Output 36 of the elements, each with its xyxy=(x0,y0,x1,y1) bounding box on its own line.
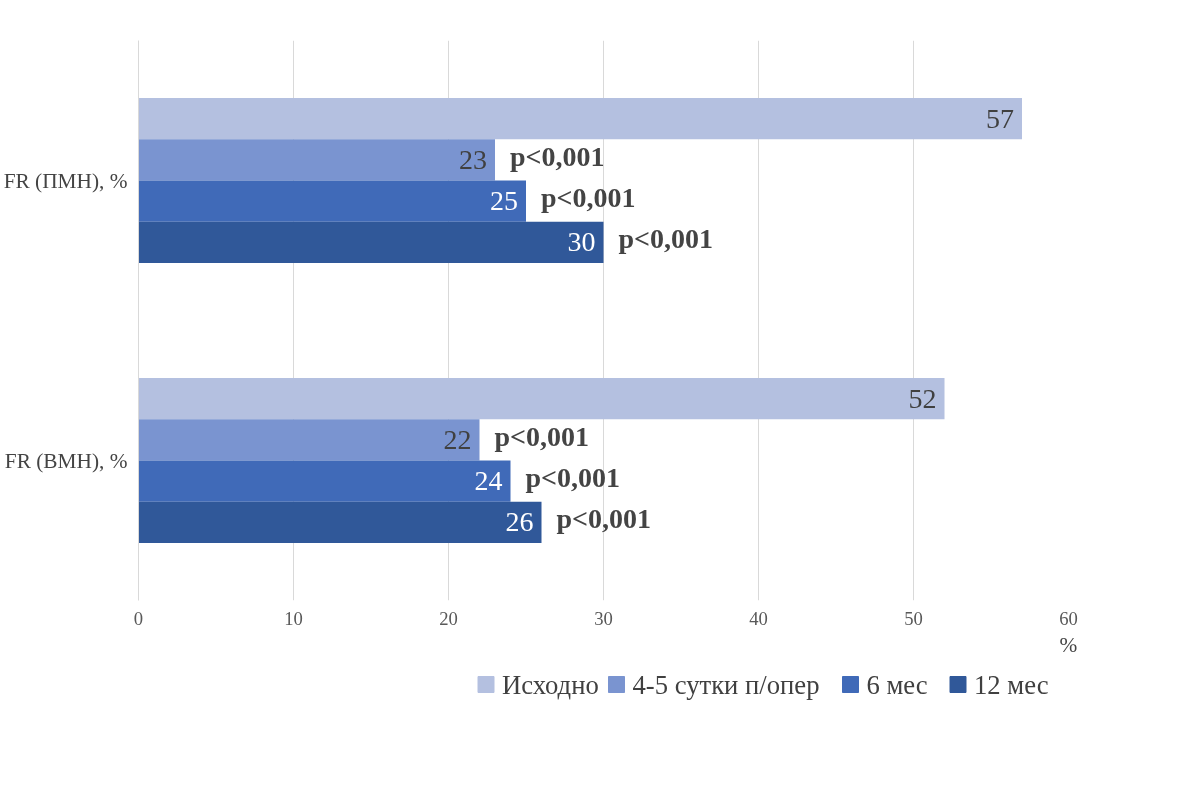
x-axis-title: % xyxy=(1059,632,1078,657)
data-label: 24 xyxy=(474,465,503,497)
legend-label: Исходно xyxy=(502,669,599,700)
annotation: p<0,001 xyxy=(510,140,605,172)
bar xyxy=(138,419,480,461)
annotation: p<0,001 xyxy=(556,503,652,535)
data-label: 57 xyxy=(986,102,1014,134)
legend-label: 4-5 сутки п/опер xyxy=(632,669,820,700)
x-tick-label: 40 xyxy=(749,607,768,629)
data-label: 52 xyxy=(908,382,937,414)
legend-label: 12 мес xyxy=(974,669,1049,700)
annotation: p<0,001 xyxy=(525,462,621,494)
bar xyxy=(138,180,526,222)
x-tick-label: 20 xyxy=(439,607,458,629)
bar xyxy=(138,460,511,502)
bar xyxy=(138,97,1022,140)
bar xyxy=(138,221,604,264)
x-tick-label: 60 xyxy=(1059,607,1078,629)
bar xyxy=(138,501,542,544)
data-label: 26 xyxy=(505,506,534,538)
bar xyxy=(138,377,945,420)
annotation: p<0,001 xyxy=(494,420,590,452)
data-label: 30 xyxy=(567,226,596,258)
x-tick-label: 50 xyxy=(904,607,923,629)
data-label: 25 xyxy=(490,185,518,217)
annotation: p<0,001 xyxy=(541,182,636,214)
legend-label: 6 мес xyxy=(866,669,928,700)
x-tick-label: 30 xyxy=(594,607,613,629)
x-tick-label: 0 xyxy=(133,607,144,629)
y-tick-label: FR (ВМН), % xyxy=(4,448,128,473)
data-label: 23 xyxy=(459,143,487,175)
x-tick-label: 10 xyxy=(284,607,303,629)
bar xyxy=(138,139,495,181)
data-label: 22 xyxy=(443,423,472,455)
y-tick-label: FR (ПМН), % xyxy=(3,168,128,193)
annotation: p<0,001 xyxy=(618,223,714,255)
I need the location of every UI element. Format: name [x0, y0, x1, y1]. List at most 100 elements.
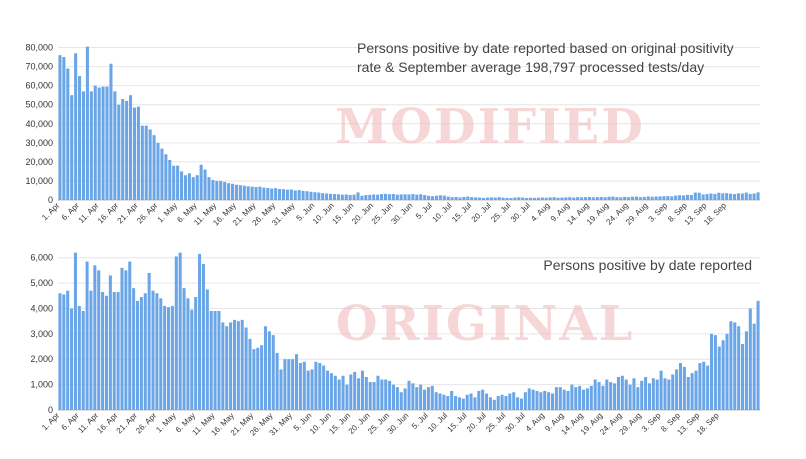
bar — [658, 196, 662, 200]
bar — [89, 290, 93, 410]
bar — [570, 384, 574, 410]
bar — [458, 197, 462, 200]
bar — [485, 197, 489, 200]
bar — [391, 194, 395, 200]
bar — [62, 57, 66, 201]
bar — [717, 346, 721, 410]
bar — [607, 196, 611, 200]
bar — [706, 365, 710, 410]
bar — [187, 173, 191, 200]
bar — [356, 192, 360, 200]
x-tick-label: 1. Apr — [40, 411, 61, 432]
bar — [223, 181, 227, 200]
bar — [407, 380, 411, 410]
y-tick-label: 80,000 — [25, 43, 53, 53]
bar — [544, 197, 548, 200]
bar — [654, 196, 658, 200]
bar — [419, 194, 423, 200]
bar — [509, 198, 513, 200]
bar — [109, 63, 113, 201]
bar — [262, 187, 266, 200]
bar — [372, 194, 376, 200]
bar — [438, 393, 442, 410]
y-tick-label: 0 — [48, 195, 53, 205]
bar — [736, 193, 740, 200]
bar — [671, 374, 675, 410]
bar — [521, 197, 525, 200]
y-tick-label: 0 — [48, 405, 53, 415]
bar — [666, 196, 670, 200]
bar — [139, 297, 143, 410]
bar — [164, 154, 168, 200]
bar — [599, 196, 603, 200]
y-tick-label: 20,000 — [25, 157, 53, 167]
bar — [566, 390, 570, 410]
bar — [113, 91, 117, 200]
bar — [383, 193, 387, 200]
bar — [156, 142, 160, 200]
chart-original: 0 1,000 2,000 3,000 4,000 5,000 6,000 ORIGINAL 1… — [30, 252, 760, 438]
y-tick-label: 70,000 — [25, 62, 53, 72]
bar — [129, 95, 133, 200]
bar — [615, 197, 619, 200]
bar — [457, 397, 461, 410]
bar — [646, 196, 650, 200]
bar — [667, 379, 671, 410]
bar — [191, 177, 195, 200]
bar — [748, 193, 752, 200]
bar — [474, 197, 478, 200]
bar — [93, 265, 97, 410]
bar — [340, 194, 344, 200]
bar — [227, 183, 231, 200]
bar — [159, 298, 163, 410]
bar — [651, 378, 655, 410]
bar — [461, 398, 465, 410]
bar — [380, 379, 384, 410]
bar — [540, 197, 544, 200]
bar — [278, 188, 282, 200]
x-tick-label: 15. Jul — [450, 201, 473, 224]
bar — [419, 384, 423, 410]
bar — [659, 370, 663, 410]
bar — [698, 363, 702, 410]
bar — [431, 196, 435, 200]
bar — [120, 267, 124, 410]
bar — [66, 290, 70, 410]
x-tick-label: 25. Jul — [489, 201, 512, 224]
bar — [638, 197, 642, 200]
bar — [211, 179, 215, 200]
bar — [744, 331, 748, 410]
bar — [217, 311, 221, 410]
bar — [274, 188, 278, 200]
bar — [613, 383, 617, 410]
bar — [215, 180, 219, 200]
bar — [531, 389, 535, 410]
bar — [266, 187, 270, 200]
bar — [504, 396, 508, 410]
x-tick-label: 30. Jul — [504, 411, 527, 434]
bar — [631, 196, 635, 200]
bar — [536, 197, 540, 200]
bar — [466, 196, 470, 200]
bar — [505, 197, 509, 200]
bar — [170, 305, 174, 410]
bar — [411, 194, 415, 200]
bar — [360, 370, 364, 410]
bar — [285, 189, 289, 200]
x-tick-label: 30. Jun — [385, 411, 410, 436]
bar — [647, 383, 651, 410]
bar — [81, 91, 86, 200]
bar — [670, 196, 674, 200]
bar — [368, 382, 372, 410]
bar — [198, 253, 202, 410]
bar — [368, 194, 372, 200]
bar — [317, 192, 321, 200]
bar — [399, 194, 403, 200]
bar — [152, 135, 156, 200]
bar — [580, 197, 584, 200]
bar — [116, 291, 120, 410]
bar — [411, 383, 415, 410]
bar — [519, 398, 523, 410]
bar — [160, 148, 164, 200]
bar — [558, 387, 562, 410]
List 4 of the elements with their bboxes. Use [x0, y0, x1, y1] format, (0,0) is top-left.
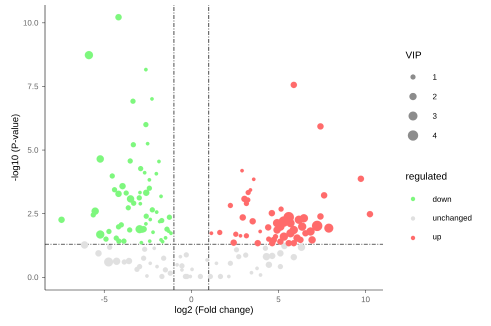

* **TASK PROMPT**
Reproduce the listing above, replacing "bboxes" with "bounding boxes" and changing nothing else. Omit the pictures.

* **RESULT**
Output 36 of the elements, each with its xyxy=(x0,y0,x1,y1) bounding box on its own line.
x-axis-title: % xyxy=(1059,632,1078,657)
data-label: 24 xyxy=(474,465,503,497)
legend-label: Исходно xyxy=(502,669,599,700)
annotation: p<0,001 xyxy=(510,140,605,172)
bar xyxy=(138,419,480,461)
annotation: p<0,001 xyxy=(556,503,652,535)
data-label: 57 xyxy=(986,102,1014,134)
legend-label: 4-5 сутки п/опер xyxy=(632,669,820,700)
x-tick-label: 40 xyxy=(749,607,768,629)
data-label: 52 xyxy=(908,382,937,414)
legend-label: 12 мес xyxy=(974,669,1049,700)
annotation: p<0,001 xyxy=(525,462,621,494)
bar xyxy=(138,180,526,222)
x-tick-label: 20 xyxy=(439,607,458,629)
bar xyxy=(138,460,511,502)
bar xyxy=(138,97,1022,140)
bar xyxy=(138,221,604,264)
x-tick-label: 60 xyxy=(1059,607,1078,629)
bar xyxy=(138,501,542,544)
data-label: 26 xyxy=(505,506,534,538)
bar xyxy=(138,377,945,420)
annotation: p<0,001 xyxy=(494,420,590,452)
data-label: 30 xyxy=(567,226,596,258)
x-tick-label: 50 xyxy=(904,607,923,629)
data-label: 25 xyxy=(490,185,518,217)
annotation: p<0,001 xyxy=(541,182,636,214)
legend-label: 6 мес xyxy=(866,669,928,700)
x-tick-label: 30 xyxy=(594,607,613,629)
x-tick-label: 0 xyxy=(133,607,144,629)
y-tick-label: FR (ВМН), % xyxy=(4,448,128,473)
data-label: 23 xyxy=(459,143,487,175)
x-tick-label: 10 xyxy=(284,607,303,629)
bar xyxy=(138,139,495,181)
data-label: 22 xyxy=(443,423,472,455)
y-tick-label: FR (ПМН), % xyxy=(3,168,128,193)
annotation: p<0,001 xyxy=(618,223,714,255)
I need the location of every UI element. Format: name [x0, y0, x1, y1]. List at most 100 elements.
bar — [658, 196, 662, 200]
bar — [89, 290, 93, 410]
bar — [570, 384, 574, 410]
bar — [458, 197, 462, 200]
bar — [485, 197, 489, 200]
bar — [391, 194, 395, 200]
bar — [62, 57, 66, 201]
bar — [717, 346, 721, 410]
bar — [607, 196, 611, 200]
bar — [706, 365, 710, 410]
bar — [187, 173, 191, 200]
bar — [356, 192, 360, 200]
x-tick-label: 1. Apr — [40, 411, 61, 432]
bar — [223, 181, 227, 200]
bar — [407, 380, 411, 410]
y-tick-label: 80,000 — [25, 43, 53, 53]
bar — [544, 197, 548, 200]
bar — [654, 196, 658, 200]
bar — [419, 194, 423, 200]
bar — [509, 198, 513, 200]
bar — [109, 63, 113, 201]
bar — [262, 187, 266, 200]
bar — [372, 194, 376, 200]
bar — [438, 393, 442, 410]
y-tick-label: 0 — [48, 195, 53, 205]
bar — [736, 193, 740, 200]
bar — [671, 374, 675, 410]
bar — [521, 197, 525, 200]
y-tick-label: 0 — [48, 405, 53, 415]
bar — [666, 196, 670, 200]
bar — [139, 297, 143, 410]
bar — [164, 154, 168, 200]
bar — [599, 196, 603, 200]
y-tick-label: 20,000 — [25, 157, 53, 167]
bar — [566, 390, 570, 410]
bar — [113, 91, 117, 200]
bar — [383, 193, 387, 200]
bar — [156, 142, 160, 200]
chart-original: 0 1,000 2,000 3,000 4,000 5,000 6,000 ORIGINAL 1… — [30, 252, 760, 438]
y-tick-label: 70,000 — [25, 62, 53, 72]
bar — [129, 95, 133, 200]
bar — [615, 197, 619, 200]
bar — [457, 397, 461, 410]
bar — [646, 196, 650, 200]
bar — [667, 379, 671, 410]
bar — [191, 177, 195, 200]
bar — [748, 193, 752, 200]
bar — [474, 197, 478, 200]
bar — [93, 265, 97, 410]
bar — [340, 194, 344, 200]
bar — [227, 183, 231, 200]
bar — [159, 298, 163, 410]
bar — [651, 378, 655, 410]
bar — [461, 398, 465, 410]
bar — [380, 379, 384, 410]
bar — [540, 197, 544, 200]
bar — [278, 188, 282, 200]
x-tick-label: 15. Jul — [450, 201, 473, 224]
bar — [419, 384, 423, 410]
bar — [659, 370, 663, 410]
bar — [698, 363, 702, 410]
bar — [431, 196, 435, 200]
bar — [120, 267, 124, 410]
bar — [66, 290, 70, 410]
x-tick-label: 25. Jul — [489, 201, 512, 224]
bar — [638, 197, 642, 200]
bar — [211, 179, 215, 200]
bar — [744, 331, 748, 410]
bar — [217, 311, 221, 410]
bar — [274, 188, 278, 200]
bar — [613, 383, 617, 410]
bar — [215, 180, 219, 200]
bar — [531, 389, 535, 410]
bar — [266, 187, 270, 200]
bar — [504, 396, 508, 410]
x-tick-label: 30. Jul — [504, 411, 527, 434]
bar — [631, 196, 635, 200]
bar — [536, 197, 540, 200]
bar — [466, 196, 470, 200]
bar — [505, 197, 509, 200]
bar — [170, 305, 174, 410]
bar — [411, 194, 415, 200]
bar — [360, 370, 364, 410]
bar — [285, 189, 289, 200]
x-tick-label: 30. Jun — [385, 411, 410, 436]
bar — [647, 383, 651, 410]
bar — [81, 91, 86, 200]
bar — [670, 196, 674, 200]
bar — [368, 382, 372, 410]
bar — [198, 253, 202, 410]
bar — [368, 194, 372, 200]
bar — [317, 192, 321, 200]
bar — [399, 194, 403, 200]
bar — [152, 135, 156, 200]
bar — [580, 197, 584, 200]
bar — [116, 291, 120, 410]
bar — [411, 383, 415, 410]
bar — [519, 398, 523, 410]
bar — [160, 148, 164, 200]
bar — [558, 387, 562, 410]
List 4 of the elements with their bounding boxes. Use [x0, y0, x1, y1] format, (0,0) is top-left.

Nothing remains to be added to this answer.